▸ RECORDS PROVIDED

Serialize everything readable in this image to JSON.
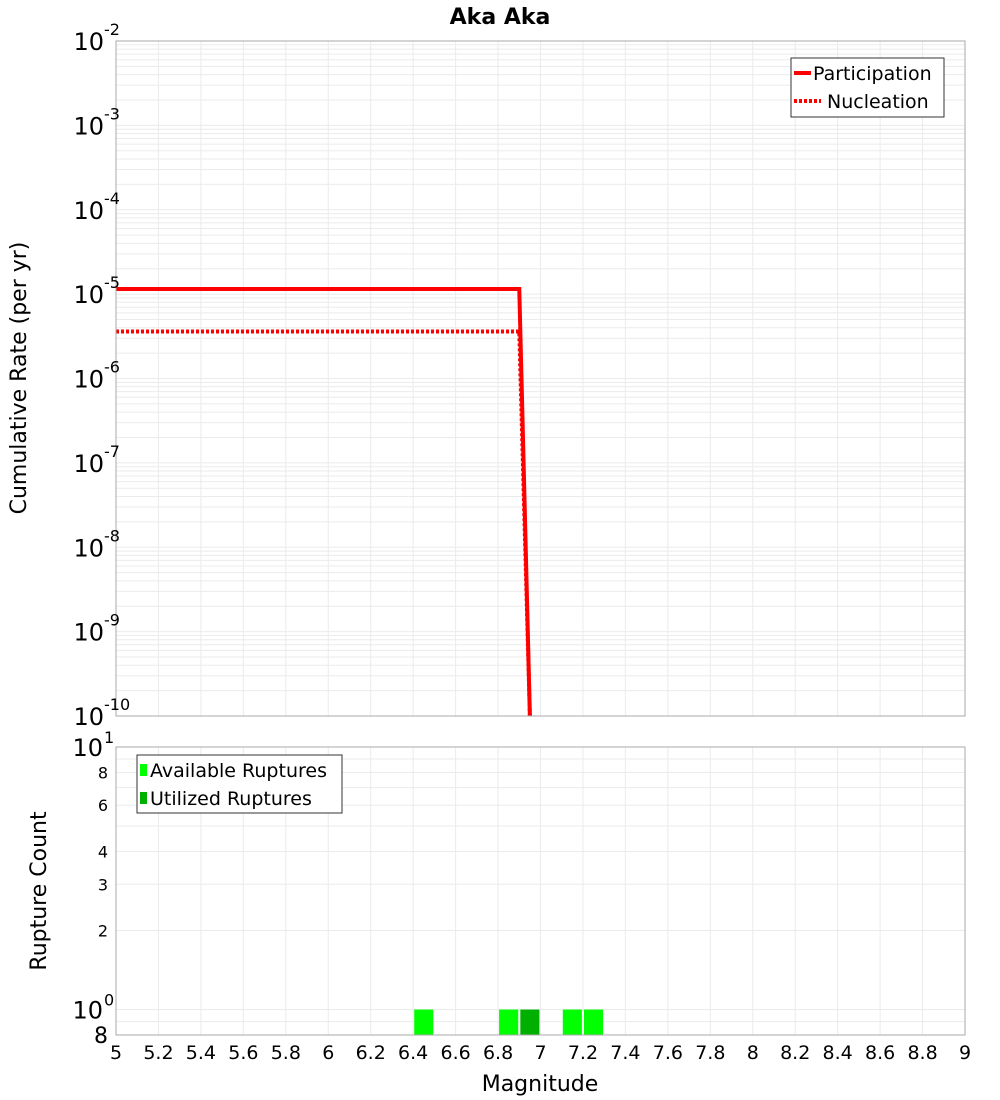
{
  "chart_data": [
    {
      "type": "line",
      "title": "Aka Aka",
      "xlabel": "Magnitude",
      "ylabel": "Cumulative Rate (per yr)",
      "yscale": "log",
      "xlim": [
        5,
        9
      ],
      "ylim": [
        1e-10,
        0.01
      ],
      "grid": true,
      "legend_position": "upper right",
      "y_tick_exponents": [
        -2,
        -3,
        -4,
        -5,
        -6,
        -7,
        -8,
        -9,
        -10
      ],
      "series": [
        {
          "name": "Participation",
          "style": "solid",
          "color": "#ff0000",
          "x": [
            5.0,
            6.9,
            6.95
          ],
          "y": [
            1.15e-05,
            1.15e-05,
            1e-10
          ]
        },
        {
          "name": "Nucleation",
          "style": "dotted",
          "color": "#ff0000",
          "x": [
            5.0,
            6.9,
            6.95
          ],
          "y": [
            3.6e-06,
            3.6e-06,
            1e-10
          ]
        }
      ]
    },
    {
      "type": "bar",
      "xlabel": "Magnitude",
      "ylabel": "Rupture Count",
      "yscale": "log",
      "xlim": [
        5,
        9
      ],
      "ylim": [
        0.8,
        10
      ],
      "grid": true,
      "legend_position": "upper left",
      "x_ticks": [
        "5",
        "5.2",
        "5.4",
        "5.6",
        "5.8",
        "6",
        "6.2",
        "6.4",
        "6.6",
        "6.8",
        "7",
        "7.2",
        "7.4",
        "7.6",
        "7.8",
        "8",
        "8.2",
        "8.4",
        "8.6",
        "8.8",
        "9"
      ],
      "y_tick_labels": [
        {
          "value": 10,
          "label": "10",
          "exp": "1",
          "major": true
        },
        {
          "value": 8,
          "label": "8",
          "major": false
        },
        {
          "value": 6,
          "label": "6",
          "major": false
        },
        {
          "value": 4,
          "label": "4",
          "major": false
        },
        {
          "value": 3,
          "label": "3",
          "major": false
        },
        {
          "value": 2,
          "label": "2",
          "major": false
        },
        {
          "value": 1,
          "label": "10",
          "exp": "0",
          "major": true
        },
        {
          "value": 0.8,
          "label": "8",
          "major": true
        }
      ],
      "bar_width": 0.09,
      "series": [
        {
          "name": "Available Ruptures",
          "color": "#00ff00",
          "x": [
            6.45,
            6.85,
            7.15,
            7.25
          ],
          "values": [
            1,
            1,
            1,
            1
          ]
        },
        {
          "name": "Utilized Ruptures",
          "color": "#00b000",
          "x": [
            6.95
          ],
          "values": [
            1
          ]
        }
      ]
    }
  ]
}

▸ YOUR GOAL
Set down the complete material exactly, but do not include the images.

▸ TASK RESPONSE
Serialize everything readable in this image to JSON.
{
  "chart_data": [
    {
      "type": "line",
      "title": "Aka Aka",
      "xlabel": "Magnitude",
      "ylabel": "Cumulative Rate (per yr)",
      "yscale": "log",
      "xlim": [
        5,
        9
      ],
      "ylim": [
        1e-10,
        0.01
      ],
      "grid": true,
      "legend_position": "upper right",
      "y_tick_exponents": [
        -2,
        -3,
        -4,
        -5,
        -6,
        -7,
        -8,
        -9,
        -10
      ],
      "series": [
        {
          "name": "Participation",
          "style": "solid",
          "color": "#ff0000",
          "x": [
            5.0,
            6.9,
            6.95
          ],
          "y": [
            1.15e-05,
            1.15e-05,
            1e-10
          ]
        },
        {
          "name": "Nucleation",
          "style": "dotted",
          "color": "#ff0000",
          "x": [
            5.0,
            6.9,
            6.95
          ],
          "y": [
            3.6e-06,
            3.6e-06,
            1e-10
          ]
        }
      ]
    },
    {
      "type": "bar",
      "xlabel": "Magnitude",
      "ylabel": "Rupture Count",
      "yscale": "log",
      "xlim": [
        5,
        9
      ],
      "ylim": [
        0.8,
        10
      ],
      "grid": true,
      "legend_position": "upper left",
      "x_ticks": [
        "5",
        "5.2",
        "5.4",
        "5.6",
        "5.8",
        "6",
        "6.2",
        "6.4",
        "6.6",
        "6.8",
        "7",
        "7.2",
        "7.4",
        "7.6",
        "7.8",
        "8",
        "8.2",
        "8.4",
        "8.6",
        "8.8",
        "9"
      ],
      "y_tick_labels": [
        {
          "value": 10,
          "label": "10",
          "exp": "1",
          "major": true
        },
        {
          "value": 8,
          "label": "8",
          "major": false
        },
        {
          "value": 6,
          "label": "6",
          "major": false
        },
        {
          "value": 4,
          "label": "4",
          "major": false
        },
        {
          "value": 3,
          "label": "3",
          "major": false
        },
        {
          "value": 2,
          "label": "2",
          "major": false
        },
        {
          "value": 1,
          "label": "10",
          "exp": "0",
          "major": true
        },
        {
          "value": 0.8,
          "label": "8",
          "major": true
        }
      ],
      "bar_width": 0.09,
      "series": [
        {
          "name": "Available Ruptures",
          "color": "#00ff00",
          "x": [
            6.45,
            6.85,
            7.15,
            7.25
          ],
          "values": [
            1,
            1,
            1,
            1
          ]
        },
        {
          "name": "Utilized Ruptures",
          "color": "#00b000",
          "x": [
            6.95
          ],
          "values": [
            1
          ]
        }
      ]
    }
  ]
}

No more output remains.